Set down each entry exactly as given; pictures should not appear in the copy.

###

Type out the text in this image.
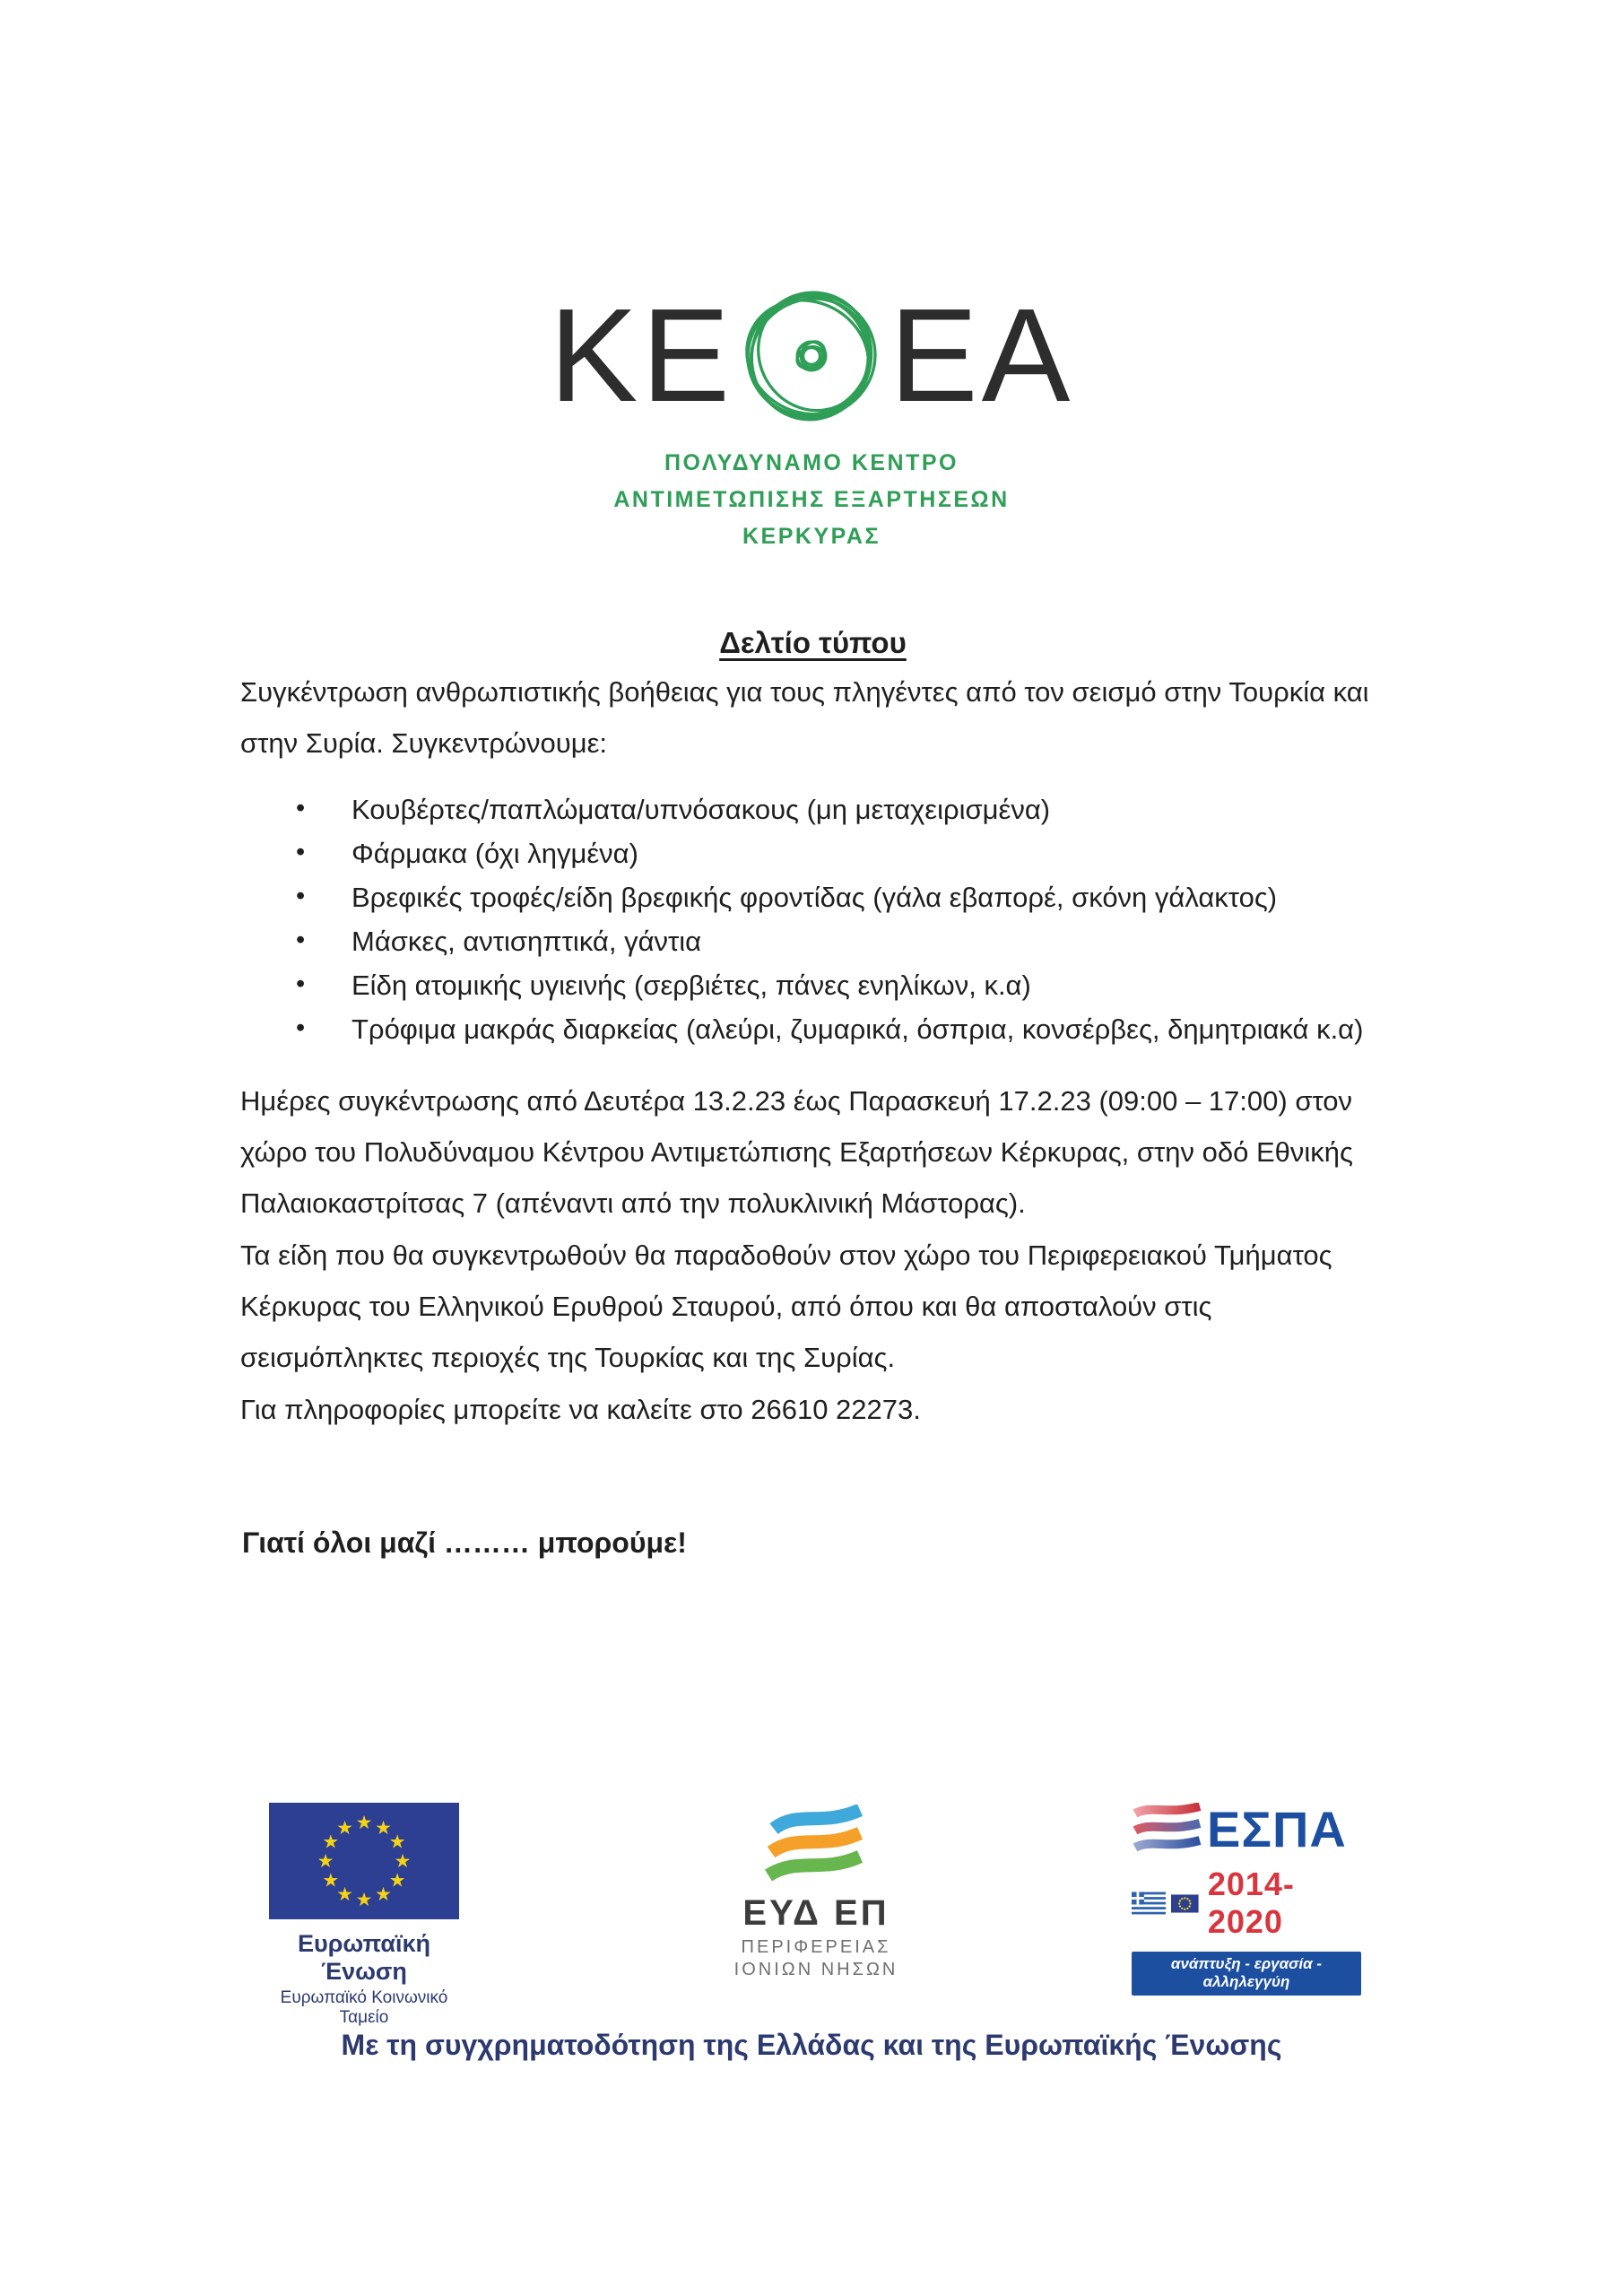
ΚΕ ΕΑ
ΠΟΛΥΔΥΝΑΜΟ ΚΕΝΤΡΟ
ΑΝΤΙΜΕΤΩΠΙΣΗΣ ΕΞΑΡΤΗΣΕΩΝ
ΚΕΡΚΥΡΑΣ
Δελτίο τύπου
Συγκέντρωση ανθρωπιστικής βοήθειας για τους πληγέντες από τον σεισμό στην Τουρκία και
στην Συρία. Συγκεντρώνουμε:
• Κουβέρτες/παπλώματα/υπνόσακους (μη μεταχειρισμένα)
• Φάρμακα (όχι ληγμένα)
• Βρεφικές τροφές/είδη βρεφικής φροντίδας (γάλα εβαπορέ, σκόνη γάλακτος)
• Μάσκες, αντισηπτικά, γάντια
• Είδη ατομικής υγιεινής (σερβιέτες, πάνες ενηλίκων, κ.α)
• Τρόφιμα μακράς διαρκείας (αλεύρι, ζυμαρικά, όσπρια, κονσέρβες, δημητριακά κ.α)
Ημέρες συγκέντρωσης από Δευτέρα 13.2.23 έως Παρασκευή 17.2.23 (09:00 – 17:00) στον
χώρο του Πολυδύναμου Κέντρου Αντιμετώπισης Εξαρτήσεων Κέρκυρας, στην οδό Εθνικής
Παλαιοκαστρίτσας 7 (απέναντι από την πολυκλινική Μάστορας).
Τα είδη που θα συγκεντρωθούν θα παραδοθούν στον χώρο του Περιφερειακού Τμήματος
Κέρκυρας του Ελληνικού Ερυθρού Σταυρού, από όπου και θα αποσταλούν στις
σεισμόπληκτες περιοχές της Τουρκίας και της Συρίας.
Για πληροφορίες μπορείτε να καλείτε στο 26610 22273.
Γιατί όλοι μαζί ……… μπορούμε!
★ ★
★
★
★
★
★
★
★
★
★
★
Ευρωπαϊκή Ένωση
Ευρωπαϊκό Κοινωνικό Ταμείο
ΕΥΔ ΕΠ
ΠΕΡΙΦΕΡΕΙΑΣ
ΙΟΝΙΩΝ ΝΗΣΩΝ
ΕΣΠΑ
2014-2020
ανάπτυξη - εργασία - αλληλεγγύη
Με τη συγχρηματοδότηση της Ελλάδας και της Ευρωπαϊκής Ένωσης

###

▸ **Complete response**:
Type out the text in this image.
ΚΕ ΕΑ
ΠΟΛΥΔΥΝΑΜΟ ΚΕΝΤΡΟ
ΑΝΤΙΜΕΤΩΠΙΣΗΣ ΕΞΑΡΤΗΣΕΩΝ
ΚΕΡΚΥΡΑΣ
Δελτίο τύπου
Συγκέντρωση ανθρωπιστικής βοήθειας για τους πληγέντες από τον σεισμό στην Τουρκία και
στην Συρία. Συγκεντρώνουμε:
• Κουβέρτες/παπλώματα/υπνόσακους (μη μεταχειρισμένα)
• Φάρμακα (όχι ληγμένα)
• Βρεφικές τροφές/είδη βρεφικής φροντίδας (γάλα εβαπορέ, σκόνη γάλακτος)
• Μάσκες, αντισηπτικά, γάντια
• Είδη ατομικής υγιεινής (σερβιέτες, πάνες ενηλίκων, κ.α)
• Τρόφιμα μακράς διαρκείας (αλεύρι, ζυμαρικά, όσπρια, κονσέρβες, δημητριακά κ.α)
Ημέρες συγκέντρωσης από Δευτέρα 13.2.23 έως Παρασκευή 17.2.23 (09:00 – 17:00) στον
χώρο του Πολυδύναμου Κέντρου Αντιμετώπισης Εξαρτήσεων Κέρκυρας, στην οδό Εθνικής
Παλαιοκαστρίτσας 7 (απέναντι από την πολυκλινική Μάστορας).
Τα είδη που θα συγκεντρωθούν θα παραδοθούν στον χώρο του Περιφερειακού Τμήματος
Κέρκυρας του Ελληνικού Ερυθρού Σταυρού, από όπου και θα αποσταλούν στις
σεισμόπληκτες περιοχές της Τουρκίας και της Συρίας.
Για πληροφορίες μπορείτε να καλείτε στο 26610 22273.
Γιατί όλοι μαζί ……… μπορούμε!
★ ★
★
★
★
★
★
★
★
★
★
★
Ευρωπαϊκή Ένωση
Ευρωπαϊκό Κοινωνικό Ταμείο
ΕΥΔ ΕΠ
ΠΕΡΙΦΕΡΕΙΑΣ
ΙΟΝΙΩΝ ΝΗΣΩΝ
ΕΣΠΑ
2014-2020
ανάπτυξη - εργασία - αλληλεγγύη
Με τη συγχρηματοδότηση της Ελλάδας και της Ευρωπαϊκής Ένωσης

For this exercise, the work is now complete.